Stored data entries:
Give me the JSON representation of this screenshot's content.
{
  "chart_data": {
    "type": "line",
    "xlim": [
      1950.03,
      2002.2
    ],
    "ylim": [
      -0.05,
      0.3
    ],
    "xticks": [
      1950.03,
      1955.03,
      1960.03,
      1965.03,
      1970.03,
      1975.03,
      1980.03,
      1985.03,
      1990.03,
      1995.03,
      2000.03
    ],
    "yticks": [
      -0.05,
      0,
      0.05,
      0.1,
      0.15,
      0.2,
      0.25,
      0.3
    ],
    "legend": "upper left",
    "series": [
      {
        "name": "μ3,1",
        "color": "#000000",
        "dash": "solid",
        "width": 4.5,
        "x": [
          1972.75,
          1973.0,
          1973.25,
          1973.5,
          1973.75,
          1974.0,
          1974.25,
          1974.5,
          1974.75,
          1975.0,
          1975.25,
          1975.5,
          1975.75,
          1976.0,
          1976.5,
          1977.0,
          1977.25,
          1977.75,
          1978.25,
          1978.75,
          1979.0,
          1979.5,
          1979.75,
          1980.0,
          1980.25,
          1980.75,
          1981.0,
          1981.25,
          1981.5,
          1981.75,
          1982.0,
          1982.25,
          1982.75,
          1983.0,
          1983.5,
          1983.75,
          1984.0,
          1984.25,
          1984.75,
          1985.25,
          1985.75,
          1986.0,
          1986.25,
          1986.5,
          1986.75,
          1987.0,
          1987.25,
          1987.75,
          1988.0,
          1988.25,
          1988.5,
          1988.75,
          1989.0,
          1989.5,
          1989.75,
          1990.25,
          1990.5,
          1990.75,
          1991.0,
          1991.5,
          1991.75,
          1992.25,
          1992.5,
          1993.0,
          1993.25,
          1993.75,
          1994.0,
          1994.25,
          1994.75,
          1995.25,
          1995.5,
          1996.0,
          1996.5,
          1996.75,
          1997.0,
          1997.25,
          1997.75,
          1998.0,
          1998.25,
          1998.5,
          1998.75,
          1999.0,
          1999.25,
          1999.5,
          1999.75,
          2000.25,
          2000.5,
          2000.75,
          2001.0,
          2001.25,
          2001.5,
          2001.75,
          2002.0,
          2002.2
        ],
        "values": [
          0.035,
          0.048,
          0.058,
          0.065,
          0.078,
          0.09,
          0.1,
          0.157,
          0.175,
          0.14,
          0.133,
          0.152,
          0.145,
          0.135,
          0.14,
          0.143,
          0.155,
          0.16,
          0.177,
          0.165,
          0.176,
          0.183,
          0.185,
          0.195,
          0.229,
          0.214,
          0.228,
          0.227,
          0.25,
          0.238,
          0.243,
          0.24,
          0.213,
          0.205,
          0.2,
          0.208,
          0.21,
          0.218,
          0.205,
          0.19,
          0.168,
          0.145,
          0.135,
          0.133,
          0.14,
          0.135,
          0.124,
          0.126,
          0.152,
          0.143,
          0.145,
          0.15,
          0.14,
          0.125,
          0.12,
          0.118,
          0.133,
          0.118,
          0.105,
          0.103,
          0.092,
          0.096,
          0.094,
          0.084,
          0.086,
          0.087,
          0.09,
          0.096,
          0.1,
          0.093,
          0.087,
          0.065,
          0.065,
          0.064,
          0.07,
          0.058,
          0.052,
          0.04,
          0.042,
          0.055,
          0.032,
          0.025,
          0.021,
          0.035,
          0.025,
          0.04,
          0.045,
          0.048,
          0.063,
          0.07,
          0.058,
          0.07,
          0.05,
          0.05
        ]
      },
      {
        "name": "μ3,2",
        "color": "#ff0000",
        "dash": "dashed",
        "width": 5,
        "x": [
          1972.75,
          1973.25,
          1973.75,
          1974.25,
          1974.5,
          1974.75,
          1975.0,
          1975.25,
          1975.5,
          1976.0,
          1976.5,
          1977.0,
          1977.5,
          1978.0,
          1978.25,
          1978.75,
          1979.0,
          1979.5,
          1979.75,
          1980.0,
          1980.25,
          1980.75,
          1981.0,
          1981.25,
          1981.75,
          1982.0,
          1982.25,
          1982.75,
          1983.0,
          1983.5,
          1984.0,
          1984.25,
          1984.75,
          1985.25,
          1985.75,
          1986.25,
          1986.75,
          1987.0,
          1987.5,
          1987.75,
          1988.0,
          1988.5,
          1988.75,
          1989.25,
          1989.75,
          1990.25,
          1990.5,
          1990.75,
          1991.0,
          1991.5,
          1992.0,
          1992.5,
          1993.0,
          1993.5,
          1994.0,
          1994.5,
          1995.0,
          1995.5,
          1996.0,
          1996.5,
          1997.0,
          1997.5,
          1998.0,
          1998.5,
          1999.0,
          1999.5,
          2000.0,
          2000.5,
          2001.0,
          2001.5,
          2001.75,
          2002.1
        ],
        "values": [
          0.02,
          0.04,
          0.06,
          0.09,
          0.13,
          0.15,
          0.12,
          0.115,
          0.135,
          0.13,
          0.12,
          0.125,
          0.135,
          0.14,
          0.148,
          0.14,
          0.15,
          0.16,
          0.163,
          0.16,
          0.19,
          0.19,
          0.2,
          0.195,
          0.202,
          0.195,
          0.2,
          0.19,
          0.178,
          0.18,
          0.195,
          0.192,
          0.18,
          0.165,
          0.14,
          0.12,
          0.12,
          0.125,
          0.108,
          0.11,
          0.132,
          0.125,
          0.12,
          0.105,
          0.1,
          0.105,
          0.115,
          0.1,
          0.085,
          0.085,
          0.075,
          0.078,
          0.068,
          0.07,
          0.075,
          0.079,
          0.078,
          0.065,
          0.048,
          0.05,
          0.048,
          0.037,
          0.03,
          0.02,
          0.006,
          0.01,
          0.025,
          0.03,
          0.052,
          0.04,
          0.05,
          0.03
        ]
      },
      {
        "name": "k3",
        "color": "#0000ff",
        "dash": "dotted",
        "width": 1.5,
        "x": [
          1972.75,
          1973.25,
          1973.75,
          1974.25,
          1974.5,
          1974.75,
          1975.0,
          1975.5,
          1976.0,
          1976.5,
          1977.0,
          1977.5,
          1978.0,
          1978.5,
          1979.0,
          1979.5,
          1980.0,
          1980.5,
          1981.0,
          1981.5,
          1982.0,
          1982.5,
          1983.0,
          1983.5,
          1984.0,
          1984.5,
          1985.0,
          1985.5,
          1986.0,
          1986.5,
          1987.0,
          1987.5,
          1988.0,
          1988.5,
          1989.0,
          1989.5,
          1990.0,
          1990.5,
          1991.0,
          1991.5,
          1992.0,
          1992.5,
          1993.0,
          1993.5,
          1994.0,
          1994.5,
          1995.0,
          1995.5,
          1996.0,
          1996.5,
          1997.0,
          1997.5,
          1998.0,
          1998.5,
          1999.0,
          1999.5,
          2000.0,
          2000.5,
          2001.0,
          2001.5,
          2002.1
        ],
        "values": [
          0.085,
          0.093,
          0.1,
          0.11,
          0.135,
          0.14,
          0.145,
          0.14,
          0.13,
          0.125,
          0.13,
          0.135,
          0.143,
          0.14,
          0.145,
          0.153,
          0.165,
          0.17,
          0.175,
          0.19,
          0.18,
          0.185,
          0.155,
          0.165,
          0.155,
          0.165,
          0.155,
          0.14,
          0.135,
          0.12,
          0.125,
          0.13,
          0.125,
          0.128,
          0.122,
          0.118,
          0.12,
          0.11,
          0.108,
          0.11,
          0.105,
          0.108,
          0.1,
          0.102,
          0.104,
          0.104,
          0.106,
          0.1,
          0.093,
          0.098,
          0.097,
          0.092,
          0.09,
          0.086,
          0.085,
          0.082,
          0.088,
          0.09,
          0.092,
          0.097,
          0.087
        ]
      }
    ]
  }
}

EXERCISE OBJECTIVE:
Tally up the lines in the preceding listing that contain the string "color". Respond with the number and nothing else.

SOLUTION BELOW:
3